(Source data)
►

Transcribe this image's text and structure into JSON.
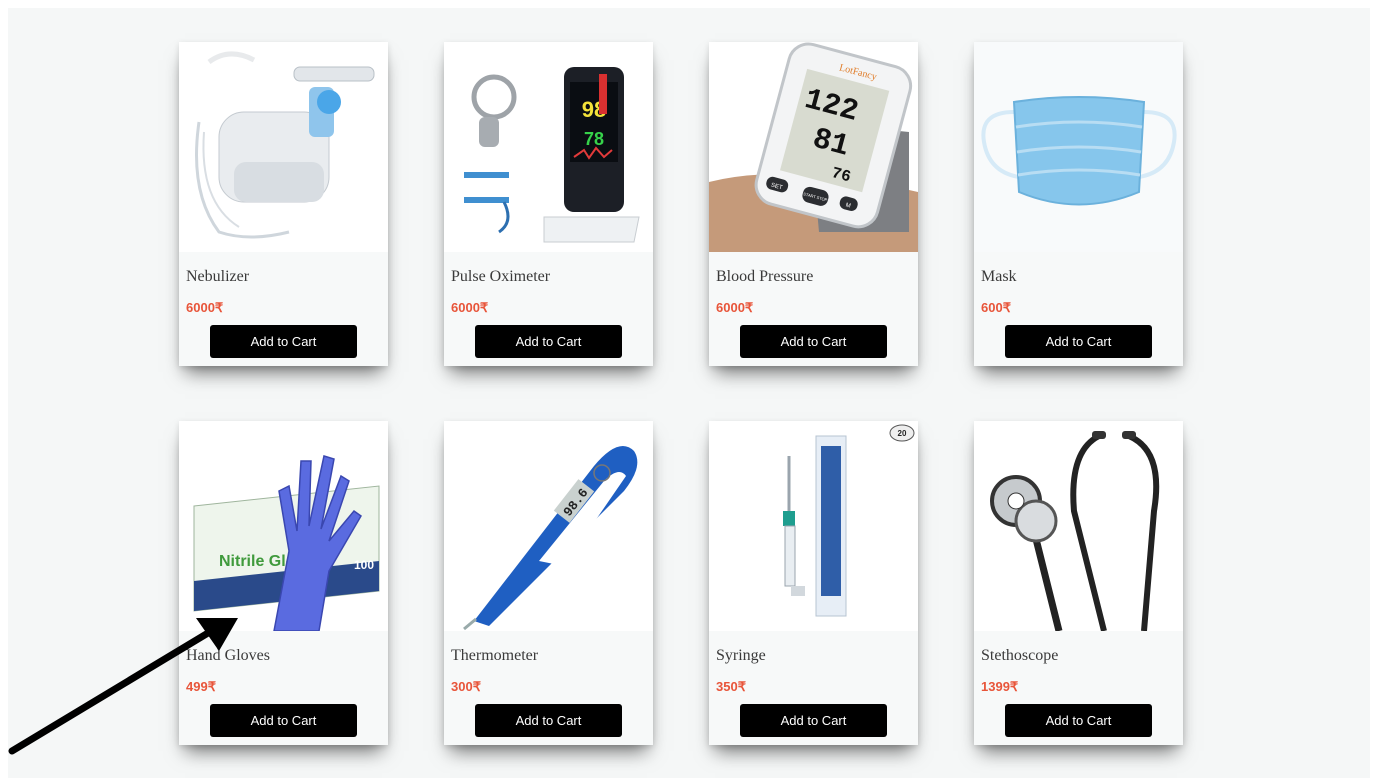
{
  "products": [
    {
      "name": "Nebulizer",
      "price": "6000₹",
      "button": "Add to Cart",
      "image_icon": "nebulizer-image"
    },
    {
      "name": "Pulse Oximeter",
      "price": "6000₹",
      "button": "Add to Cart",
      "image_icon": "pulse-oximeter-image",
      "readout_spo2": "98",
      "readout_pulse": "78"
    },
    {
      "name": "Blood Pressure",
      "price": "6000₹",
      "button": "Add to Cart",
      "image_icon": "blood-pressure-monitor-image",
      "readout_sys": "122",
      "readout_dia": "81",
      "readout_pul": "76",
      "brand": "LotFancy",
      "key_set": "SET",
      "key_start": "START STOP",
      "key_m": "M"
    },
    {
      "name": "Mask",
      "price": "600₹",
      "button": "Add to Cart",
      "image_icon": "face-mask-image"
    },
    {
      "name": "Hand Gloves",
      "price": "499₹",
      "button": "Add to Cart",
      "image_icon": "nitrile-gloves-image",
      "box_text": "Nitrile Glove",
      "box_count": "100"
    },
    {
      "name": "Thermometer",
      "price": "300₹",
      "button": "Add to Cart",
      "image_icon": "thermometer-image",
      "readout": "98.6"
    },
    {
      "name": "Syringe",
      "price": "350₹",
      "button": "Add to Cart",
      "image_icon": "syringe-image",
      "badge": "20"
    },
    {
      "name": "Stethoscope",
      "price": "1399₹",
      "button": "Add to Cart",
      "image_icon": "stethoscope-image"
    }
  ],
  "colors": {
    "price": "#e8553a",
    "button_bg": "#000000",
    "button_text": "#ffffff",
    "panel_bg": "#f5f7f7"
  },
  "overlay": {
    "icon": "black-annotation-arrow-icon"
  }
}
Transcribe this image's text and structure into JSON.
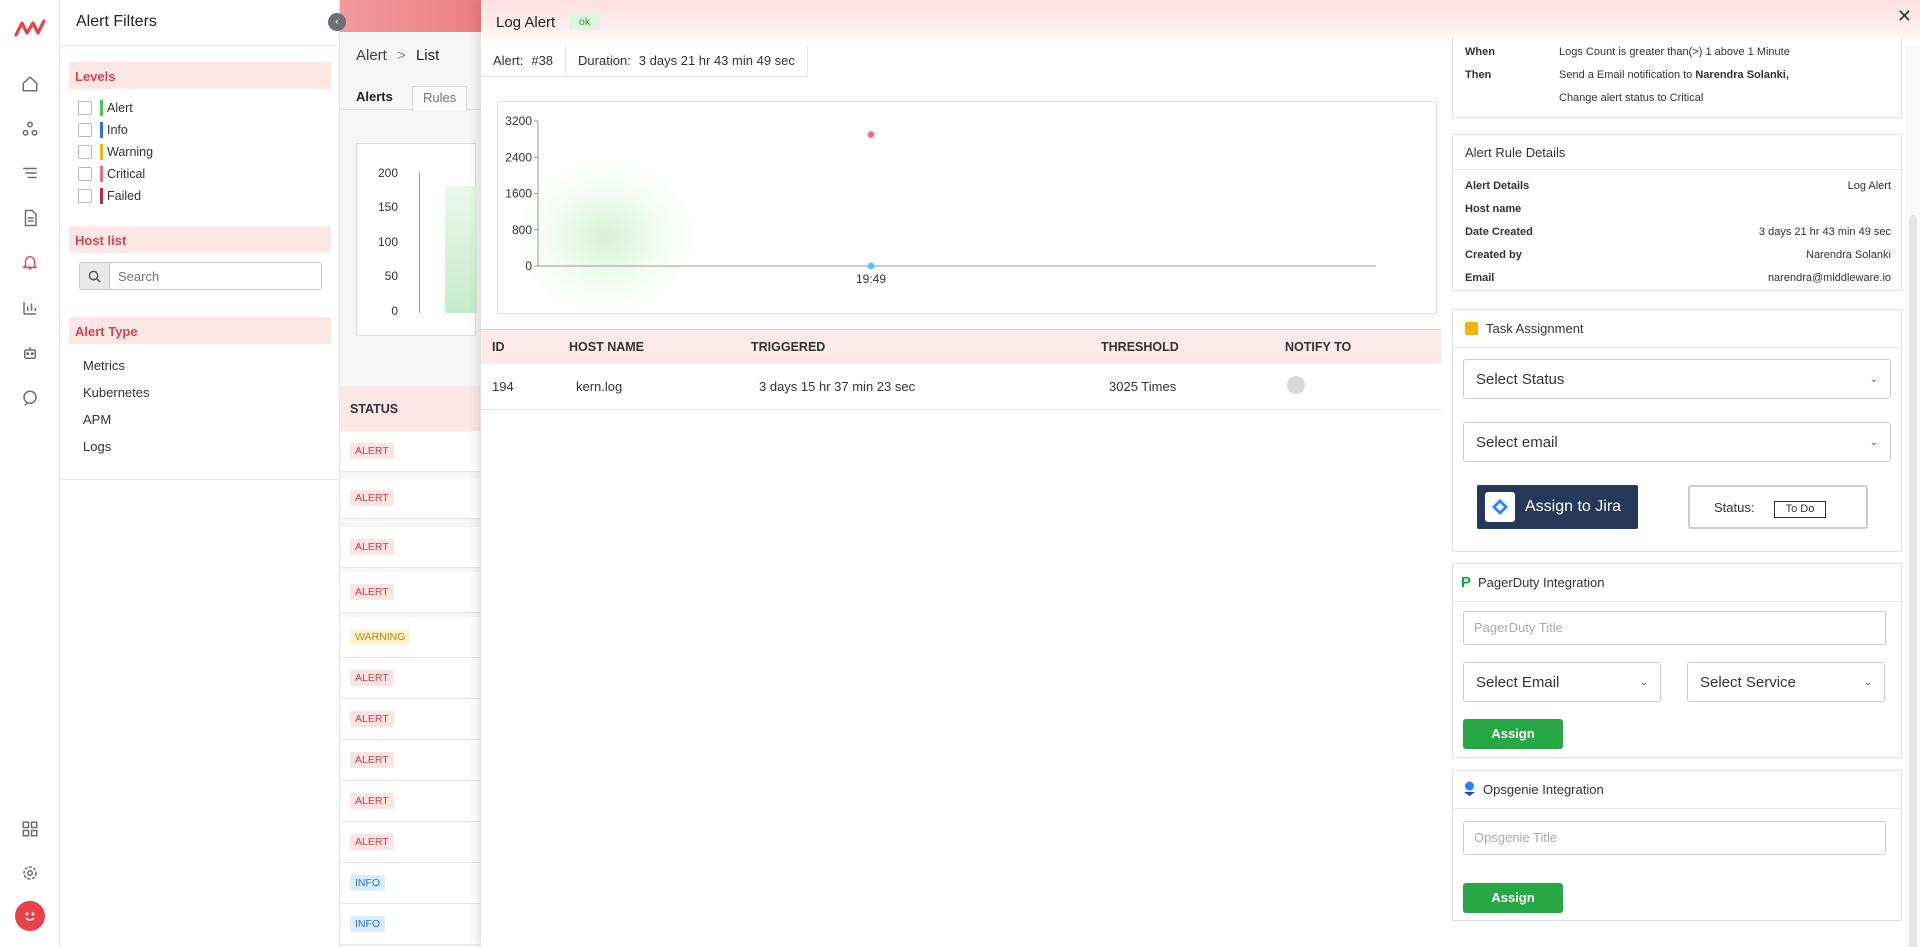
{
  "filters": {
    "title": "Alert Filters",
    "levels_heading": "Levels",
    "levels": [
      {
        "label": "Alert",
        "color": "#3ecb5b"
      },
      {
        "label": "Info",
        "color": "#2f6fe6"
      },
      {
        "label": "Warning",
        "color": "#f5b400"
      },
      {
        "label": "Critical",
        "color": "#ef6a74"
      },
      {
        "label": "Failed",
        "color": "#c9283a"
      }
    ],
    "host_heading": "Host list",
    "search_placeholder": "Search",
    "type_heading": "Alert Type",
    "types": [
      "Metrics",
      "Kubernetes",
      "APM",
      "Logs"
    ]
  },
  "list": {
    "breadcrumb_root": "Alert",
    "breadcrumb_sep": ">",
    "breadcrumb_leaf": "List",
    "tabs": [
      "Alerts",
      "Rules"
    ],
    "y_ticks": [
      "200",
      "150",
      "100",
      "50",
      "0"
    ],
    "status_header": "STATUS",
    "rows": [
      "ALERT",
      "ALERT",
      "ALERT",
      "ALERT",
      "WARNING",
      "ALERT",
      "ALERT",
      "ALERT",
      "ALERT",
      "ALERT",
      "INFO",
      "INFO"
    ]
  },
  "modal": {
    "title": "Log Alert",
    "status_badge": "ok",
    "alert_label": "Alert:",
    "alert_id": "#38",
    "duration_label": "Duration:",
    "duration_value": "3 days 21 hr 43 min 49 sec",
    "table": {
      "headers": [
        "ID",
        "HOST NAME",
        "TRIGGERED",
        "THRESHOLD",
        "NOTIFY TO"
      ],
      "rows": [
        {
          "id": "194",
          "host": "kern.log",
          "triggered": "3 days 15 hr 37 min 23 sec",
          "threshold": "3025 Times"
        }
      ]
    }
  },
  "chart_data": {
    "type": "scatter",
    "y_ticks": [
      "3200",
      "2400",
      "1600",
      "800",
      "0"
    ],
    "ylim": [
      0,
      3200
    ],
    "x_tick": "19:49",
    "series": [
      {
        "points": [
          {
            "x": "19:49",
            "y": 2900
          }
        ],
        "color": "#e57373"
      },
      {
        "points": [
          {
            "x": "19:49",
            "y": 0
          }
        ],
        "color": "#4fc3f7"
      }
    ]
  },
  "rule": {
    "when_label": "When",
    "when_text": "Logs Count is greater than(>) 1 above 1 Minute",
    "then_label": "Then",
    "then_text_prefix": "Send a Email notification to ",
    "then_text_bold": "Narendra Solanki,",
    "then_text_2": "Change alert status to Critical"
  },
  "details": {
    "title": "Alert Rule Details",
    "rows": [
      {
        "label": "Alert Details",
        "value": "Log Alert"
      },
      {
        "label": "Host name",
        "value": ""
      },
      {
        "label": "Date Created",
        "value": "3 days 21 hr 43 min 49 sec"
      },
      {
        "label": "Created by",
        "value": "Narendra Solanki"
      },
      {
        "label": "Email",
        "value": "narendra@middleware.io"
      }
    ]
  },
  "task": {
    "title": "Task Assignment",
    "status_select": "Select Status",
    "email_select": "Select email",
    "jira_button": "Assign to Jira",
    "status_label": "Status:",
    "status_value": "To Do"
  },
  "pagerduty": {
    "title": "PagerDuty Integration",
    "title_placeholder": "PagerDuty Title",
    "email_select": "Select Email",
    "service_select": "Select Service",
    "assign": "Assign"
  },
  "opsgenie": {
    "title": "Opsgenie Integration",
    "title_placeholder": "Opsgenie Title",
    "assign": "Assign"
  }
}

◄

EXERCISE DETAILS |
In the entries above, find every line holding the word "price" and copy it out.

FINISHED TASK |
      "price": "6000₹",
      "price": "6000₹",
      "price": "6000₹",
      "price": "600₹",
      "price": "499₹",
      "price": "300₹",
      "price": "350₹",
      "price": "1399₹",
    "price": "#e8553a",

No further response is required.